Objective:
Search the data below for the word "divided" and copy each line that holds it.

Source data:
====
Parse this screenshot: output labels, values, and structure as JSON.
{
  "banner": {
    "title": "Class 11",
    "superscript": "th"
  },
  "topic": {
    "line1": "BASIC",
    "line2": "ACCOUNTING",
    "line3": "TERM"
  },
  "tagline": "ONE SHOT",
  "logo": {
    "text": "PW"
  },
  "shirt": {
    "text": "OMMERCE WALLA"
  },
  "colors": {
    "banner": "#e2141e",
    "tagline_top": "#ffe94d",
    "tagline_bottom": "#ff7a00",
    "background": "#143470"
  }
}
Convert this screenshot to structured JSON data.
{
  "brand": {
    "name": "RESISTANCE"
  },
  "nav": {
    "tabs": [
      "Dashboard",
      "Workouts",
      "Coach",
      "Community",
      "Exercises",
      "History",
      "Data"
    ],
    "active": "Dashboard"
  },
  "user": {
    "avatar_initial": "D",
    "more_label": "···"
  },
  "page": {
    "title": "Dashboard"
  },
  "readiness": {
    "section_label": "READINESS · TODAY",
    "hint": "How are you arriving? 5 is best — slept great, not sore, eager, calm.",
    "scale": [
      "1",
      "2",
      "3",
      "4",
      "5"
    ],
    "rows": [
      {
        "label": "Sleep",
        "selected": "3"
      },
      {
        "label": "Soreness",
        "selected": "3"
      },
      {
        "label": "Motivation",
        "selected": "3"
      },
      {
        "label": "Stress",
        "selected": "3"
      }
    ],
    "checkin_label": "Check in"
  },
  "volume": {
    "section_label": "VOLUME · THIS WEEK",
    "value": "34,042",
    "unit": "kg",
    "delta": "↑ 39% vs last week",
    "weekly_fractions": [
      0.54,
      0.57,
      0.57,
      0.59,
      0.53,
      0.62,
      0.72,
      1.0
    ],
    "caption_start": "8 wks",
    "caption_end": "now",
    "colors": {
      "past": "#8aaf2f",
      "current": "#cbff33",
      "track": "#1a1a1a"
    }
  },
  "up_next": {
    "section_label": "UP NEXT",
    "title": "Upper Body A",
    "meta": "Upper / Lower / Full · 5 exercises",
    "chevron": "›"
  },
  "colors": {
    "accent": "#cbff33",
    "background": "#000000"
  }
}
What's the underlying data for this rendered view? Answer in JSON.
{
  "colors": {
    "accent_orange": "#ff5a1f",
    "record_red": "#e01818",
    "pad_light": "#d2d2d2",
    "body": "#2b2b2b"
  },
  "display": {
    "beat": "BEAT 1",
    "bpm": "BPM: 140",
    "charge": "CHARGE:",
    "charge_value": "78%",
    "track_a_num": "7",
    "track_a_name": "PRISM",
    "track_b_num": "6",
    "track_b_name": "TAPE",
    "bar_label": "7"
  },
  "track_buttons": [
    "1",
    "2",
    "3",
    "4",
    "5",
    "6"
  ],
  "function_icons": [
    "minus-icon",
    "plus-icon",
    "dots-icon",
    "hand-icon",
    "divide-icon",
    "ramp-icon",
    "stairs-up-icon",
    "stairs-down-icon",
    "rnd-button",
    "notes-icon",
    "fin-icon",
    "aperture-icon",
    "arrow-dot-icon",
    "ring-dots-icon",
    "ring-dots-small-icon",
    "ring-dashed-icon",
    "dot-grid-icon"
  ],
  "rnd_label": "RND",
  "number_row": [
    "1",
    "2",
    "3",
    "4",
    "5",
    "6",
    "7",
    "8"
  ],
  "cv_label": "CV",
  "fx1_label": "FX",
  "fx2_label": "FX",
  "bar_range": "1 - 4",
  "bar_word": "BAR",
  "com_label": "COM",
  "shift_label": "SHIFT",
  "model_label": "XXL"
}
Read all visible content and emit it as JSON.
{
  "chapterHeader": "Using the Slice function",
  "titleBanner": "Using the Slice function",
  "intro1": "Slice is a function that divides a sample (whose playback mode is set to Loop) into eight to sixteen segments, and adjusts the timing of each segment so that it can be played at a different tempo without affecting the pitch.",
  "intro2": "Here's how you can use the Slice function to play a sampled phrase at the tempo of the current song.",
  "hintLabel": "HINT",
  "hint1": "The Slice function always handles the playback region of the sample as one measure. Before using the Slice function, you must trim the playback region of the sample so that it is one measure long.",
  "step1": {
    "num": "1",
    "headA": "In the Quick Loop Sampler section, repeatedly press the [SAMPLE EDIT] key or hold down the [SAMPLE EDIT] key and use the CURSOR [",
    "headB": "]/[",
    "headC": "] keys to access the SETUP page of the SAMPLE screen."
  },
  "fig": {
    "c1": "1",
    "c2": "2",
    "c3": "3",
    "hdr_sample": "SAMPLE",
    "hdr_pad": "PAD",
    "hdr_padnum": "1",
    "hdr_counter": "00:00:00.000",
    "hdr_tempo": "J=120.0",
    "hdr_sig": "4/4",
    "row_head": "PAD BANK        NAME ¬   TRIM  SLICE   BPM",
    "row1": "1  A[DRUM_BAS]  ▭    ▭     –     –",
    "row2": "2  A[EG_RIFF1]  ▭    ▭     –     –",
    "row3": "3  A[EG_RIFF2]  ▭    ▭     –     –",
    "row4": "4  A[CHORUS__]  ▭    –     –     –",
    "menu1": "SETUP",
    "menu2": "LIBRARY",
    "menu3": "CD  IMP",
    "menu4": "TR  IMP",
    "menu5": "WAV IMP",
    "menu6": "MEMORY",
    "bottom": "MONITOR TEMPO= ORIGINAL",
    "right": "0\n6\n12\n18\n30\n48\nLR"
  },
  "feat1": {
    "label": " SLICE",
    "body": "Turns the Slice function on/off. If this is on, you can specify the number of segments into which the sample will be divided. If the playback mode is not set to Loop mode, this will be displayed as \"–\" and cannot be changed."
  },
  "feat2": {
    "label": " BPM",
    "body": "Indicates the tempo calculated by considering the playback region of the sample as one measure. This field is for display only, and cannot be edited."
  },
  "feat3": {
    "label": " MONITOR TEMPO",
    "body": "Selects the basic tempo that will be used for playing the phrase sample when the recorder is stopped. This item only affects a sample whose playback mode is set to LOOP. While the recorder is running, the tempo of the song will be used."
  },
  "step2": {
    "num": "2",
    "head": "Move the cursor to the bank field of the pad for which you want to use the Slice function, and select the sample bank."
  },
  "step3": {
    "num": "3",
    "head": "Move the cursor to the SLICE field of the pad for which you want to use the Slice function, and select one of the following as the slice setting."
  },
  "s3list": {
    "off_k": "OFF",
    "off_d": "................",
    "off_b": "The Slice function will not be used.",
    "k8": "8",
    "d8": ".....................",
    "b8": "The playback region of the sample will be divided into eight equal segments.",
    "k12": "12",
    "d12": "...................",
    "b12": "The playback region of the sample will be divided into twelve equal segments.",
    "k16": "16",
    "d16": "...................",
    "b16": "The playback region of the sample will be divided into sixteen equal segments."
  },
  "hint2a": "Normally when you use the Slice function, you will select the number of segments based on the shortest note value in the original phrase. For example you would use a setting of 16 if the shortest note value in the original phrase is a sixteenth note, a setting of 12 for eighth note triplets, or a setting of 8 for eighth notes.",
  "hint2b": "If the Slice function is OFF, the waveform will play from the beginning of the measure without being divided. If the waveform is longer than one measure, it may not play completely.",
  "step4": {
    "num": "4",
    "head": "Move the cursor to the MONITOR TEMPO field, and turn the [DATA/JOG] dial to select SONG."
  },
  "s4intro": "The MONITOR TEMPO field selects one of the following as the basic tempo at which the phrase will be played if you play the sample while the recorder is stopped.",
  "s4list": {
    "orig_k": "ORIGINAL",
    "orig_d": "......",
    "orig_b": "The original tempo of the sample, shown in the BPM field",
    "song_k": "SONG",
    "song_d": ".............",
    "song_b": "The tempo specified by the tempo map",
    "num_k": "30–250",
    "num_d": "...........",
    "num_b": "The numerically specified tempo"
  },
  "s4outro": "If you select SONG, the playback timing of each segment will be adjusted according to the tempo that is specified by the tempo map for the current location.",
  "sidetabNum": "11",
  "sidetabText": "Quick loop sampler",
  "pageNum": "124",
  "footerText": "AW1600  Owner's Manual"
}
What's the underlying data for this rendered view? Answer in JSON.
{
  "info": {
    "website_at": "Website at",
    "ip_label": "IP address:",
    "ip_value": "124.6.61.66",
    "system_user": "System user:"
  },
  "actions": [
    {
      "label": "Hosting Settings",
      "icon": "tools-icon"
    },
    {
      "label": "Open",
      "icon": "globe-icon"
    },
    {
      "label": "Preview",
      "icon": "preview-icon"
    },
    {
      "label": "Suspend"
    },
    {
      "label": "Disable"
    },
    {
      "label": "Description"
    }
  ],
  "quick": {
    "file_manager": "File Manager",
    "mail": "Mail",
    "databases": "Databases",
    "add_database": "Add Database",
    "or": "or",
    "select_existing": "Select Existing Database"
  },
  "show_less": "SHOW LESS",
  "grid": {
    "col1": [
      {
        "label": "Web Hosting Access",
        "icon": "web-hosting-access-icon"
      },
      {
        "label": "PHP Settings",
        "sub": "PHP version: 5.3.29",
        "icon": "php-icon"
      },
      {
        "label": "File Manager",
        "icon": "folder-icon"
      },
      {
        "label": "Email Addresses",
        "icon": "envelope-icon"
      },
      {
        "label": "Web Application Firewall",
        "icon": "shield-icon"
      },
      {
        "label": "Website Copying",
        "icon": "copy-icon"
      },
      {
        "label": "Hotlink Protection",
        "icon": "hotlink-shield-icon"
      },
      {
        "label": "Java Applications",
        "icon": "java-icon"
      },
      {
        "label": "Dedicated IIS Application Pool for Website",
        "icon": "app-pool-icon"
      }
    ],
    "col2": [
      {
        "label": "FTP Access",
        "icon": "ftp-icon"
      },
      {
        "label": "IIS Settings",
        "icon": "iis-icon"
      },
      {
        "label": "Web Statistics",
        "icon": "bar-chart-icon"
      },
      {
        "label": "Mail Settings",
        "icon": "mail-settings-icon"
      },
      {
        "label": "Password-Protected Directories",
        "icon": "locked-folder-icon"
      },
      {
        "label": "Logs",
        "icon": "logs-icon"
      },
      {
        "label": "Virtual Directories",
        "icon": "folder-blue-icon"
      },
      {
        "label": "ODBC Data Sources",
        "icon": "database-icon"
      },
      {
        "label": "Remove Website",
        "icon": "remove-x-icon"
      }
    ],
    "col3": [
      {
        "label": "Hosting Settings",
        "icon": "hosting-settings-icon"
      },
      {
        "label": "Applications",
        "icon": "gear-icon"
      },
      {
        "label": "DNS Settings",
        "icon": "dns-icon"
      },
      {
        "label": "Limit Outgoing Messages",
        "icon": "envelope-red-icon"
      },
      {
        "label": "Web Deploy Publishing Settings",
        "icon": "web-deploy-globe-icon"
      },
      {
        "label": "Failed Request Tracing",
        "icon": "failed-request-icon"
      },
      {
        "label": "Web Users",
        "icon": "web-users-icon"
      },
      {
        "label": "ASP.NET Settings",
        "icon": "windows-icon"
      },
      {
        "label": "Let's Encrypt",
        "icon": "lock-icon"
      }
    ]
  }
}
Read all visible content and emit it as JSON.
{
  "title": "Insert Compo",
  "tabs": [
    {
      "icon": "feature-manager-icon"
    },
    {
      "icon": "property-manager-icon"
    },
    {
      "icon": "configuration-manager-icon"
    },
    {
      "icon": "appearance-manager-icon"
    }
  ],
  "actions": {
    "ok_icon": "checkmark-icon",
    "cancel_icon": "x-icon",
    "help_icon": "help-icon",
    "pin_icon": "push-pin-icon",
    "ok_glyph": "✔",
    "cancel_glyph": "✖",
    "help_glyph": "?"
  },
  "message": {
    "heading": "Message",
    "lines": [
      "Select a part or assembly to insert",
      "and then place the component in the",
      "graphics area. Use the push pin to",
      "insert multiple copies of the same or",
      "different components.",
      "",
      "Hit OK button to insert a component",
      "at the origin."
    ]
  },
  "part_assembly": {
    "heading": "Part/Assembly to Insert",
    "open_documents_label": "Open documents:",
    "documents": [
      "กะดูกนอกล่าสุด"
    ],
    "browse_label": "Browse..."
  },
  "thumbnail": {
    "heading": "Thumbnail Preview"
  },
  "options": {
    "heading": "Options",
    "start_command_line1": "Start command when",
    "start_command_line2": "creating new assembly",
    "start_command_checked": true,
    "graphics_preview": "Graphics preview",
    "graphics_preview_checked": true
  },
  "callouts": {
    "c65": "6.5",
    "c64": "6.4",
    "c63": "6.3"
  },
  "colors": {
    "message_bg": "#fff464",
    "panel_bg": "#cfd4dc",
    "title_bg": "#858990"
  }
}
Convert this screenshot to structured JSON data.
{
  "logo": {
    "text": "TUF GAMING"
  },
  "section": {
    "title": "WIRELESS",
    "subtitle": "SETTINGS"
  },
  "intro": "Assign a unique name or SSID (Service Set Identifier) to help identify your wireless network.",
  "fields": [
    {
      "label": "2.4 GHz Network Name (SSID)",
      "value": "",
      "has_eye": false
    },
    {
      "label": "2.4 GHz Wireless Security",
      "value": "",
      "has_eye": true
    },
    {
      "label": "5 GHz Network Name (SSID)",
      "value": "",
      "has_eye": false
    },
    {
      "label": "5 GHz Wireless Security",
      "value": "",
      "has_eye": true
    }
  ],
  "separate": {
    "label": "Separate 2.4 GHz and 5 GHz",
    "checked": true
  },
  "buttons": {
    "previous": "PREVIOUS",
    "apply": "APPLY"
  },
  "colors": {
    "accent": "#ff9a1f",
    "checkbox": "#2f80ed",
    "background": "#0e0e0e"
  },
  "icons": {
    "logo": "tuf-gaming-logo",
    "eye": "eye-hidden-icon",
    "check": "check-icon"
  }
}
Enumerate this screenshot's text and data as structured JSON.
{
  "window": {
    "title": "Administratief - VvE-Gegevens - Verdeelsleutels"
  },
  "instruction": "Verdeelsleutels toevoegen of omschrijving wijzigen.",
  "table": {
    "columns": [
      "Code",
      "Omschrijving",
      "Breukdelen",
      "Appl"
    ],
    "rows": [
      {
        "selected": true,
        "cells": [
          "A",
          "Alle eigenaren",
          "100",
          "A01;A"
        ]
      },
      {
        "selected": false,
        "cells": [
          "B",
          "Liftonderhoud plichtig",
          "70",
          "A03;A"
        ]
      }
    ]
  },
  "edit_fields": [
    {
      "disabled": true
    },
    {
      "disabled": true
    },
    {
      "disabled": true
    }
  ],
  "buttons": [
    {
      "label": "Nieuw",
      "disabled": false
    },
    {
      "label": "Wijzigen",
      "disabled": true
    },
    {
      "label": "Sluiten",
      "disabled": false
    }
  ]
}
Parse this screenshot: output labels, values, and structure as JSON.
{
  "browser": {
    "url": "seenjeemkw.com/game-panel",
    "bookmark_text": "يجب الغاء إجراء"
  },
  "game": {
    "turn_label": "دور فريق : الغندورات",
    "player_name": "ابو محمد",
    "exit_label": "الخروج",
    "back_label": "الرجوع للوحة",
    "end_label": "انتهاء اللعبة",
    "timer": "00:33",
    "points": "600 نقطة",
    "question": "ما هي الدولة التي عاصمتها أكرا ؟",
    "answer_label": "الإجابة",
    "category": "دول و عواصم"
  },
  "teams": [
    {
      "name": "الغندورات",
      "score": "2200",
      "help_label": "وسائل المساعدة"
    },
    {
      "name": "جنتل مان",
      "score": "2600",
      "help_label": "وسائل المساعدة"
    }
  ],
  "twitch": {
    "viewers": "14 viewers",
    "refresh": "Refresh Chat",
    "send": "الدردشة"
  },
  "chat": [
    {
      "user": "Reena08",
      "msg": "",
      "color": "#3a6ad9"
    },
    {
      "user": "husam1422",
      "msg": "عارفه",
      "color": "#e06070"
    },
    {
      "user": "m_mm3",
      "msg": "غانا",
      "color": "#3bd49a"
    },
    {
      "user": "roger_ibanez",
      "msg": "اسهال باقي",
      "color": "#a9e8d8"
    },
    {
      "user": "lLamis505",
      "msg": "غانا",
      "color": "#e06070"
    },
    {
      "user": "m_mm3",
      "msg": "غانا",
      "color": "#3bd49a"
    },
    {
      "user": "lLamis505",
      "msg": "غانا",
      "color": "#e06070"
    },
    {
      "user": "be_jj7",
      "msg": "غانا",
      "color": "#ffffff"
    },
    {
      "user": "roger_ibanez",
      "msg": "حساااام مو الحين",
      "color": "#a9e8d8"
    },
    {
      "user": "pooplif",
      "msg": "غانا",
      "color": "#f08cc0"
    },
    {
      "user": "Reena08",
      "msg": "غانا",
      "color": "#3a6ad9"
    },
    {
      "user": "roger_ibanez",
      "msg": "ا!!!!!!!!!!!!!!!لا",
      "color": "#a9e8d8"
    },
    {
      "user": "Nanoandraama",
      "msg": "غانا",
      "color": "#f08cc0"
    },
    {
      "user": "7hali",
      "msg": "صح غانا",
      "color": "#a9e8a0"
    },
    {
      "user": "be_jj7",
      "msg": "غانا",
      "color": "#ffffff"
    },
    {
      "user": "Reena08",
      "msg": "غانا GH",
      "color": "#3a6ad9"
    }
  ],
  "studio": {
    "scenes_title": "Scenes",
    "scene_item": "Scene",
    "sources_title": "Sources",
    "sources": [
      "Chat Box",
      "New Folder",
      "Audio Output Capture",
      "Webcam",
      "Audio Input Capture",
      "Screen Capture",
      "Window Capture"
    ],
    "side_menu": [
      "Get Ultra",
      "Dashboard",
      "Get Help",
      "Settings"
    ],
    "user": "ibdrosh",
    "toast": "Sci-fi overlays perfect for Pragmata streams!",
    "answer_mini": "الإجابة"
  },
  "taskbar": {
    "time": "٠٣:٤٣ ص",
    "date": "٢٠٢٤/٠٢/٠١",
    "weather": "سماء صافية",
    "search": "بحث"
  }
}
====
Exercise result:
    "body": "Turns the Slice function on/off. If this is on, you can specify the number of segments into which the sample will be divided. If the playback mode is not set to Loop mode, this will be displayed as \"–\" and cannot be changed."
    "b8": "The playback region of the sample will be divided into eight equal segments.",
    "b12": "The playback region of the sample will be divided into twelve equal segments.",
    "b16": "The playback region of the sample will be divided into sixteen equal segments."
  "hint2b": "If the Slice function is OFF, the waveform will play from the beginning of the measure without being divided. If the waveform is longer than one measure, it may not play completely.",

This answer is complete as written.